Extract every line that contains the word "JSON".

⁂

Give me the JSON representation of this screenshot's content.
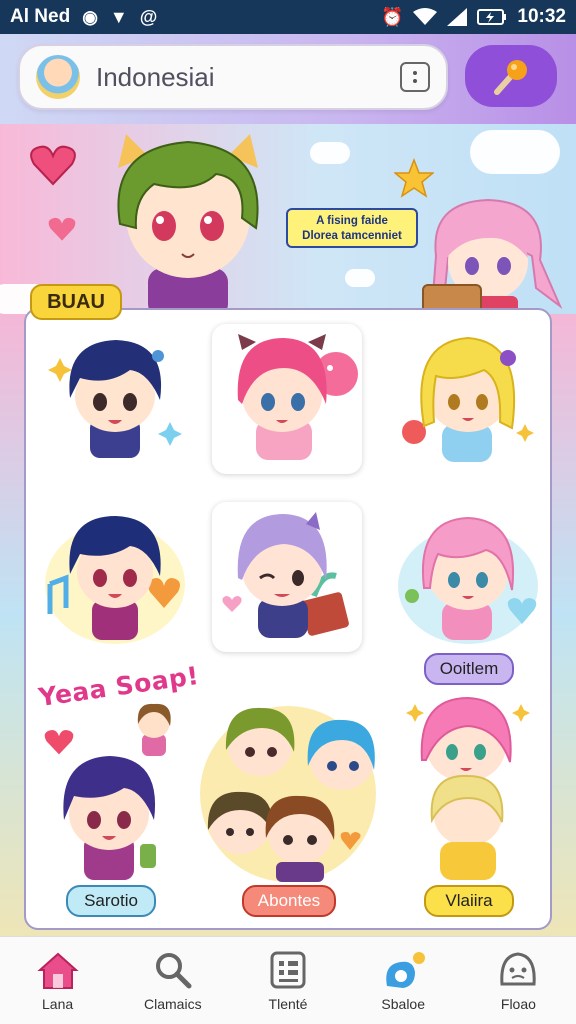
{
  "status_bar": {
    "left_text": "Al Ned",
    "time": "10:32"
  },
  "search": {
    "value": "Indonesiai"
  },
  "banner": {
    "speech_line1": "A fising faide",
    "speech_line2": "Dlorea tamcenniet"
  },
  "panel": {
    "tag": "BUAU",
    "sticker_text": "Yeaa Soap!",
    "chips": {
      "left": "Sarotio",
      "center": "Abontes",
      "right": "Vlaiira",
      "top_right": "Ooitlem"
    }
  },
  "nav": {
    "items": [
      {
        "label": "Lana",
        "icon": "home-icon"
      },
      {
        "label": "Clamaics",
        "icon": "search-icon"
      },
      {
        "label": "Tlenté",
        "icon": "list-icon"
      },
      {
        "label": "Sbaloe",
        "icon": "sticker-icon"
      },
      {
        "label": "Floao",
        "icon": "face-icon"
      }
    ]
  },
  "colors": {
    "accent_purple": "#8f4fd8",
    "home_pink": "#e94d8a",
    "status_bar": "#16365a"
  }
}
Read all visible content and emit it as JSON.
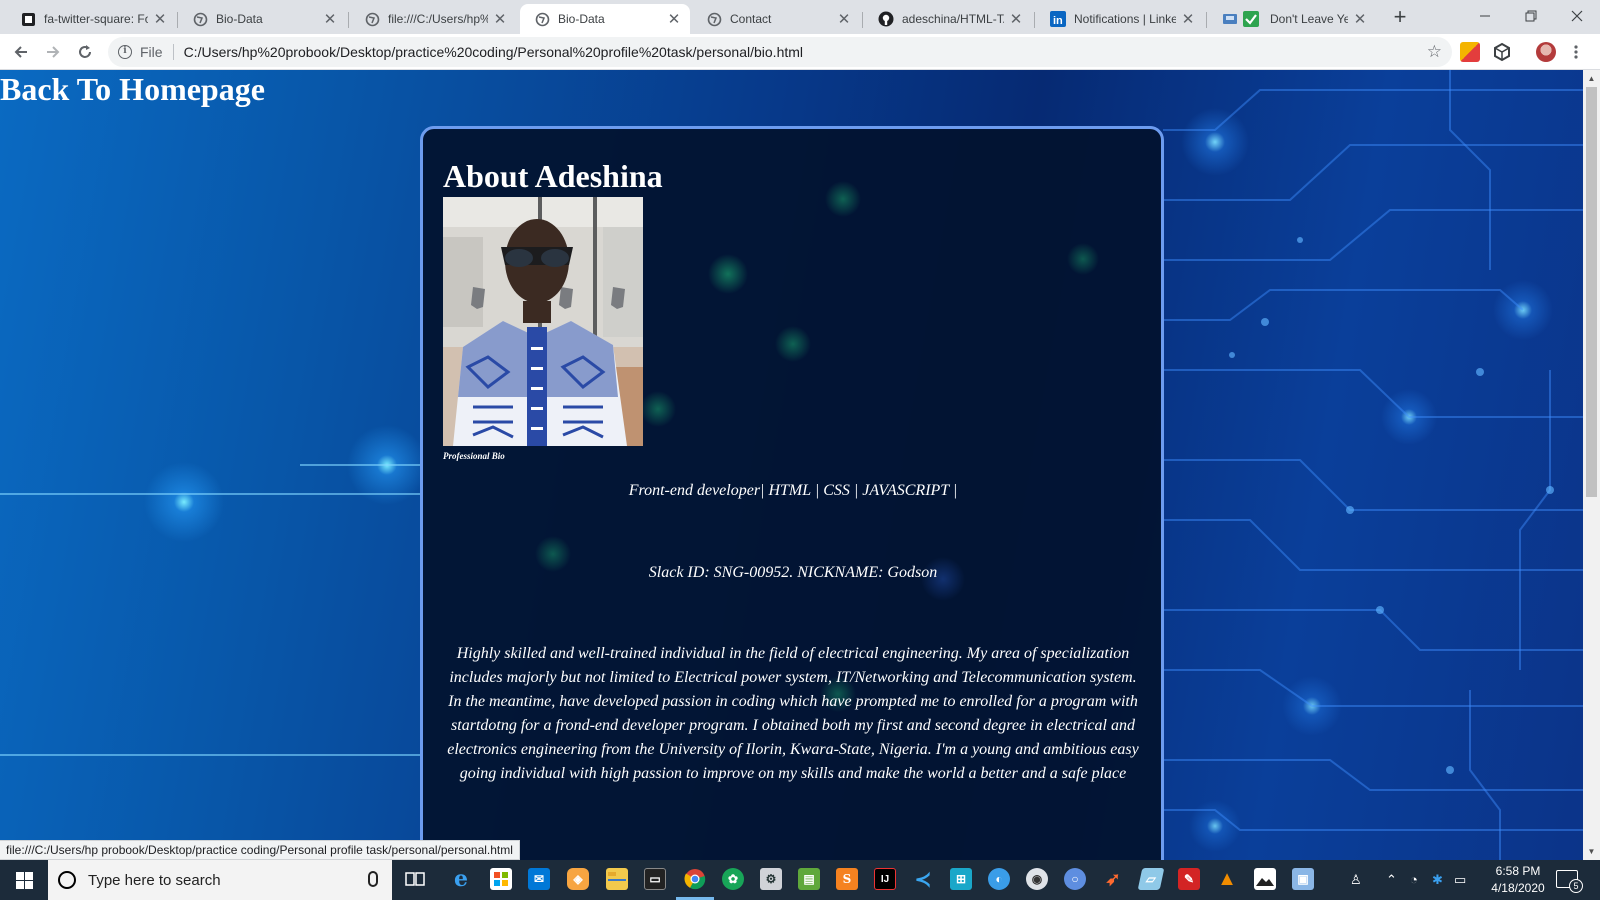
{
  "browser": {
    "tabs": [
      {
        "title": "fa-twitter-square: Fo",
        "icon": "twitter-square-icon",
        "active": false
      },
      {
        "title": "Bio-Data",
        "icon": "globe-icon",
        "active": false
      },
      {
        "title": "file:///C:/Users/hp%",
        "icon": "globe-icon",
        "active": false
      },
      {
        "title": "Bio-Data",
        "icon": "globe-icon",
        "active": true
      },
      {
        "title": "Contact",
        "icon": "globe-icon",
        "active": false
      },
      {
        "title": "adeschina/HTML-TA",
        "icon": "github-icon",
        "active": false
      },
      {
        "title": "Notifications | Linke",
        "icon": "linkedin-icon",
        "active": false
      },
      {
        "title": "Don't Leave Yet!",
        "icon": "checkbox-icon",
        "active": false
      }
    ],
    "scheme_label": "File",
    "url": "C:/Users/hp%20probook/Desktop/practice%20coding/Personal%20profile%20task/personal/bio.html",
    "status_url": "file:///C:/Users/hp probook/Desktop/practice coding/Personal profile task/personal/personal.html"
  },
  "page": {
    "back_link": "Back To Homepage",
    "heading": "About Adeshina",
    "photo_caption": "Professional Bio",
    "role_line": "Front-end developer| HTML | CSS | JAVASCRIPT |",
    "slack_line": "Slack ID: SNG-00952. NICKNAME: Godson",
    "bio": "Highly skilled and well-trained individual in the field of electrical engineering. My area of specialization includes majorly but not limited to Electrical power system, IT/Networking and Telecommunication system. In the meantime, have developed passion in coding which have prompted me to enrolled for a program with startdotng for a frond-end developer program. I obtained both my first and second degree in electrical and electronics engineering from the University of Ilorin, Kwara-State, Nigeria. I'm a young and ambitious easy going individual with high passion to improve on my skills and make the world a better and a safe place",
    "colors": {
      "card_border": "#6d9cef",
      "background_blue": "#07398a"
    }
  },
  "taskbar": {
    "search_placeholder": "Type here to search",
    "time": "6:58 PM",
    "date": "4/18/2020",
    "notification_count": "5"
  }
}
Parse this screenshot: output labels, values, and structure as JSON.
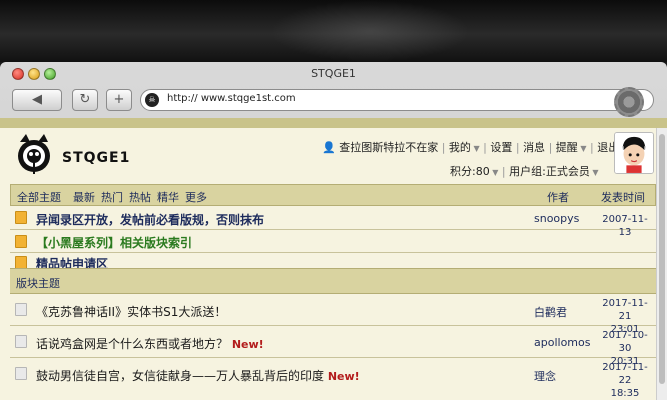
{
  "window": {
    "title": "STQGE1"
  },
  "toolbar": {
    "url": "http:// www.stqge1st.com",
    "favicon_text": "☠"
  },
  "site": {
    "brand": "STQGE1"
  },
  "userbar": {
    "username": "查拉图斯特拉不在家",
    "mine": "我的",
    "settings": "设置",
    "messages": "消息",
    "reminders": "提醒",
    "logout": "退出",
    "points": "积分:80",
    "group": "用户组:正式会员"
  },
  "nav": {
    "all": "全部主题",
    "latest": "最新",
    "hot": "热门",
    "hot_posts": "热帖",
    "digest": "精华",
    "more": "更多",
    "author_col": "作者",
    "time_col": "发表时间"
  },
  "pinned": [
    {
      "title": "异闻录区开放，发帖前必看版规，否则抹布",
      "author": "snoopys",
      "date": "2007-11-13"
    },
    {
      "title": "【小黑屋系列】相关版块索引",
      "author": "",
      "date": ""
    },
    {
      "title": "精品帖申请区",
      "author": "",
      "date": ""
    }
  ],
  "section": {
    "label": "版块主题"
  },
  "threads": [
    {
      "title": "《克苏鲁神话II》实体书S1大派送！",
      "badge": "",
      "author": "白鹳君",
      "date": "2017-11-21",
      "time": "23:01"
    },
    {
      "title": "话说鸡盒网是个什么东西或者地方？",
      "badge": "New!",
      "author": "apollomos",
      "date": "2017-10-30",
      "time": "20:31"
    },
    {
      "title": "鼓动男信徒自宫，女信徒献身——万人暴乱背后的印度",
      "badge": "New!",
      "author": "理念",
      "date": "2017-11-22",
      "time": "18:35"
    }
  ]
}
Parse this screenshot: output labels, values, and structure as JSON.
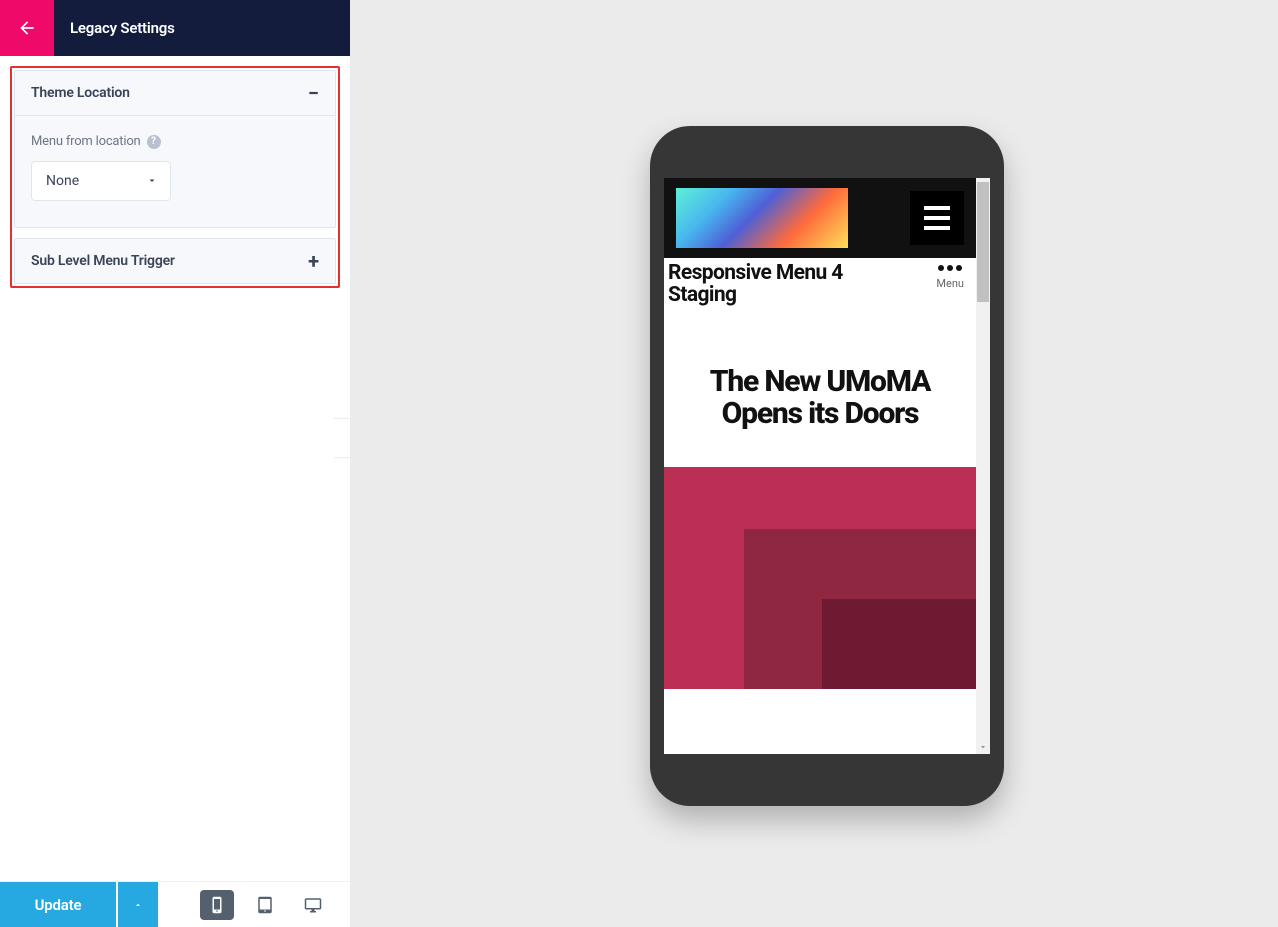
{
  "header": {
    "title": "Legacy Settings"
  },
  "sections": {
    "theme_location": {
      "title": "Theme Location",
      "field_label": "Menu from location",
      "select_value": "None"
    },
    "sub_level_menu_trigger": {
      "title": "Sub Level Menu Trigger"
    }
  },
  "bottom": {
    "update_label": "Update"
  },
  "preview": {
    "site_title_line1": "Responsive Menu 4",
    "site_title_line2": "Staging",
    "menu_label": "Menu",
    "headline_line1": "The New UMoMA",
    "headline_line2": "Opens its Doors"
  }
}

⁂

**Solution to the problem:**
Give me the JSON representation of this screenshot's content.
Read all visible content and emit it as JSON.
Parse this screenshot: output labels, values, and structure as JSON.
Parse this screenshot: output labels, values, and structure as JSON.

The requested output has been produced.